» **To do**
Set down the records once more, please, exactly and with the pictures left out.

» **Information given**
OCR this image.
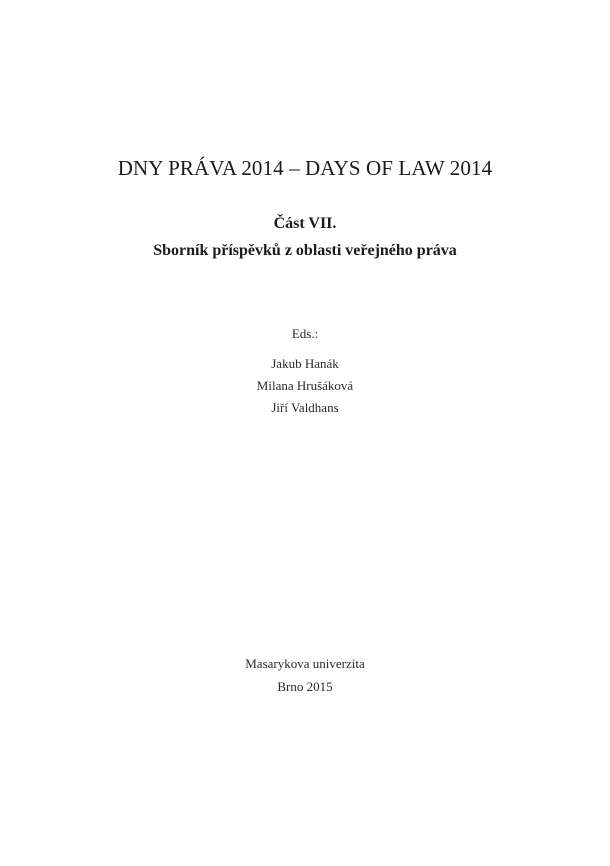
DNY PRÁVA 2014 – DAYS OF LAW 2014
Část VII.
Sborník příspěvků z oblasti veřejného práva
Eds.:
Jakub Hanák
Milana Hrušáková
Jiří Valdhans
Masarykova univerzita
Brno 2015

» **In response**
OCR this image.
DNY PRÁVA 2014 – DAYS OF LAW 2014
Část VII.
Sborník příspěvků z oblasti veřejného práva
Eds.:
Jakub Hanák
Milana Hrušáková
Jiří Valdhans
Masarykova univerzita
Brno 2015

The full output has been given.